Images are excluded; otherwise, output every record exactly.

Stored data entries
(begin)
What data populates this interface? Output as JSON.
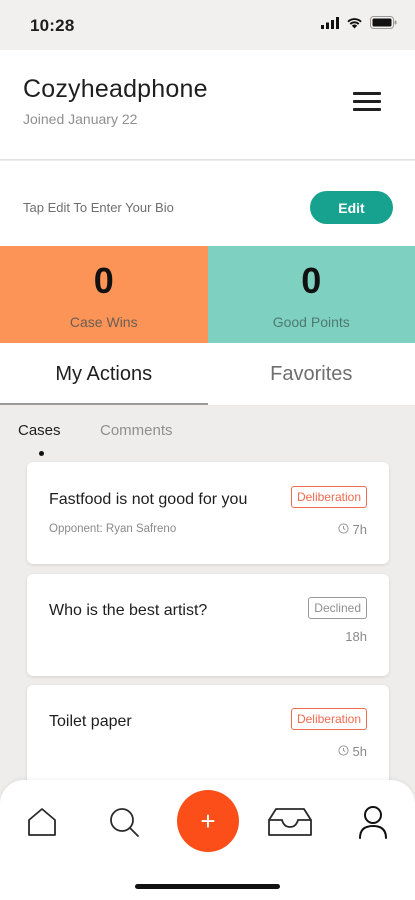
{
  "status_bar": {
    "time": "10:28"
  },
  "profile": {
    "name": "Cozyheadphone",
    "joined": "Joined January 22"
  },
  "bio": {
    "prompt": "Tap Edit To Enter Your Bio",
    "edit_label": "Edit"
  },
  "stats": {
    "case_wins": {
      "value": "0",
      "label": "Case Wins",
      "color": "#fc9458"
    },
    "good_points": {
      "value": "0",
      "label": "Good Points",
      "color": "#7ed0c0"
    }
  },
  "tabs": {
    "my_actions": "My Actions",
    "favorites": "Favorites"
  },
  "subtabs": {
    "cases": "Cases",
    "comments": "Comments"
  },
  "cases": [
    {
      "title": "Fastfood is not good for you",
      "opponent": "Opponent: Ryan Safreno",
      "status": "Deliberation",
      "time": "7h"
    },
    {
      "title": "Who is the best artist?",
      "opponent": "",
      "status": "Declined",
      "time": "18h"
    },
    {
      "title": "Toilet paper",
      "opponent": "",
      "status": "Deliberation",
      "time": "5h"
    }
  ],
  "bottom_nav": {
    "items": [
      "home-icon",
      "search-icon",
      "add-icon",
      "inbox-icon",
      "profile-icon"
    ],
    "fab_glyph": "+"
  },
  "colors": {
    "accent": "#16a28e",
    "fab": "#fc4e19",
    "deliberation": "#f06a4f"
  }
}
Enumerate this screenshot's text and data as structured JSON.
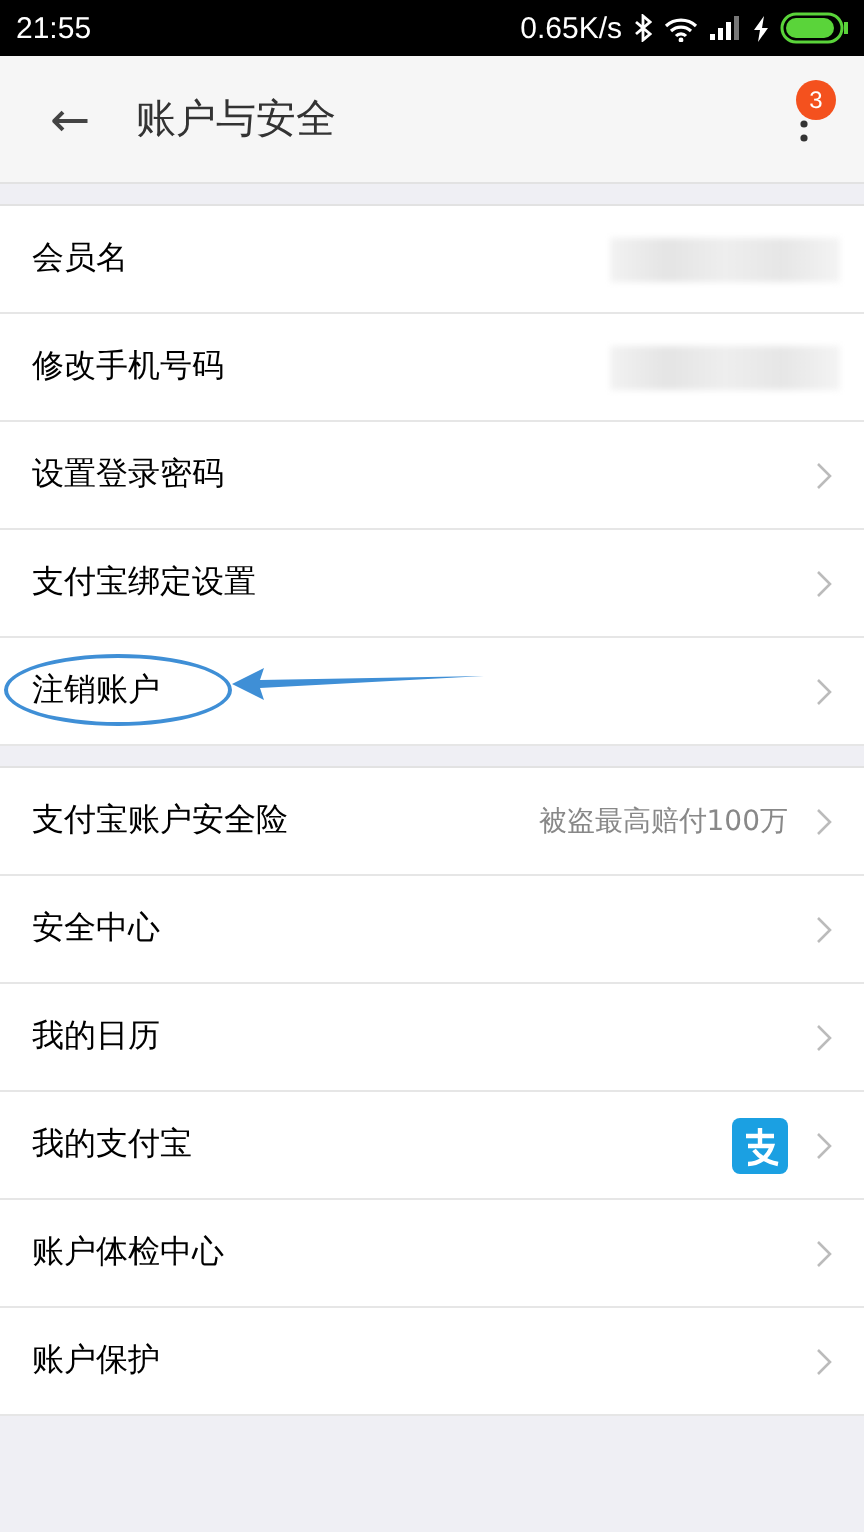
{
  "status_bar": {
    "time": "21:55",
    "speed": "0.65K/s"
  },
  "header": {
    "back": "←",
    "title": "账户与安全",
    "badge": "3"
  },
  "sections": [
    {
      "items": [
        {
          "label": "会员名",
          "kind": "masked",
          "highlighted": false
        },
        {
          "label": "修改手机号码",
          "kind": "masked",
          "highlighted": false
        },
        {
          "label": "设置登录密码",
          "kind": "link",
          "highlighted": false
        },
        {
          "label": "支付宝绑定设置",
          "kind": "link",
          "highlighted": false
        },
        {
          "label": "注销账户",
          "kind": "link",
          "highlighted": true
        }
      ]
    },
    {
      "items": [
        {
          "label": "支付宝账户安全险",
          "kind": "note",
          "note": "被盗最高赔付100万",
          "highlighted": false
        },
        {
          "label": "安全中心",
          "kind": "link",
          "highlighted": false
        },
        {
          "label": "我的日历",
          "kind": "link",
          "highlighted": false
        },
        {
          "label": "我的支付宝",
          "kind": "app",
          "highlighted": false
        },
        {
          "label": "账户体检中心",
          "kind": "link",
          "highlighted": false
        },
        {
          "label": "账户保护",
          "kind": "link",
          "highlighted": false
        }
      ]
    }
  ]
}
(end)
> _Response_:
What data populates this interface? Output as JSON.
{
  "status_bar": {
    "time": "10:28"
  },
  "profile": {
    "name": "Cozyheadphone",
    "joined": "Joined January 22"
  },
  "bio": {
    "prompt": "Tap Edit To Enter Your Bio",
    "edit_label": "Edit"
  },
  "stats": {
    "case_wins": {
      "value": "0",
      "label": "Case Wins",
      "color": "#fc9458"
    },
    "good_points": {
      "value": "0",
      "label": "Good Points",
      "color": "#7ed0c0"
    }
  },
  "tabs": {
    "my_actions": "My Actions",
    "favorites": "Favorites"
  },
  "subtabs": {
    "cases": "Cases",
    "comments": "Comments"
  },
  "cases": [
    {
      "title": "Fastfood is not good for you",
      "opponent": "Opponent: Ryan Safreno",
      "status": "Deliberation",
      "time": "7h"
    },
    {
      "title": "Who is the best artist?",
      "opponent": "",
      "status": "Declined",
      "time": "18h"
    },
    {
      "title": "Toilet paper",
      "opponent": "",
      "status": "Deliberation",
      "time": "5h"
    }
  ],
  "bottom_nav": {
    "items": [
      "home-icon",
      "search-icon",
      "add-icon",
      "inbox-icon",
      "profile-icon"
    ],
    "fab_glyph": "+"
  },
  "colors": {
    "accent": "#16a28e",
    "fab": "#fc4e19",
    "deliberation": "#f06a4f"
  }
}
Enumerate this screenshot's text and data as structured JSON.
{
  "status_bar": {
    "time": "21:55",
    "speed": "0.65K/s"
  },
  "header": {
    "back": "←",
    "title": "账户与安全",
    "badge": "3"
  },
  "sections": [
    {
      "items": [
        {
          "label": "会员名",
          "kind": "masked",
          "highlighted": false
        },
        {
          "label": "修改手机号码",
          "kind": "masked",
          "highlighted": false
        },
        {
          "label": "设置登录密码",
          "kind": "link",
          "highlighted": false
        },
        {
          "label": "支付宝绑定设置",
          "kind": "link",
          "highlighted": false
        },
        {
          "label": "注销账户",
          "kind": "link",
          "highlighted": true
        }
      ]
    },
    {
      "items": [
        {
          "label": "支付宝账户安全险",
          "kind": "note",
          "note": "被盗最高赔付100万",
          "highlighted": false
        },
        {
          "label": "安全中心",
          "kind": "link",
          "highlighted": false
        },
        {
          "label": "我的日历",
          "kind": "link",
          "highlighted": false
        },
        {
          "label": "我的支付宝",
          "kind": "app",
          "highlighted": false
        },
        {
          "label": "账户体检中心",
          "kind": "link",
          "highlighted": false
        },
        {
          "label": "账户保护",
          "kind": "link",
          "highlighted": false
        }
      ]
    }
  ]
}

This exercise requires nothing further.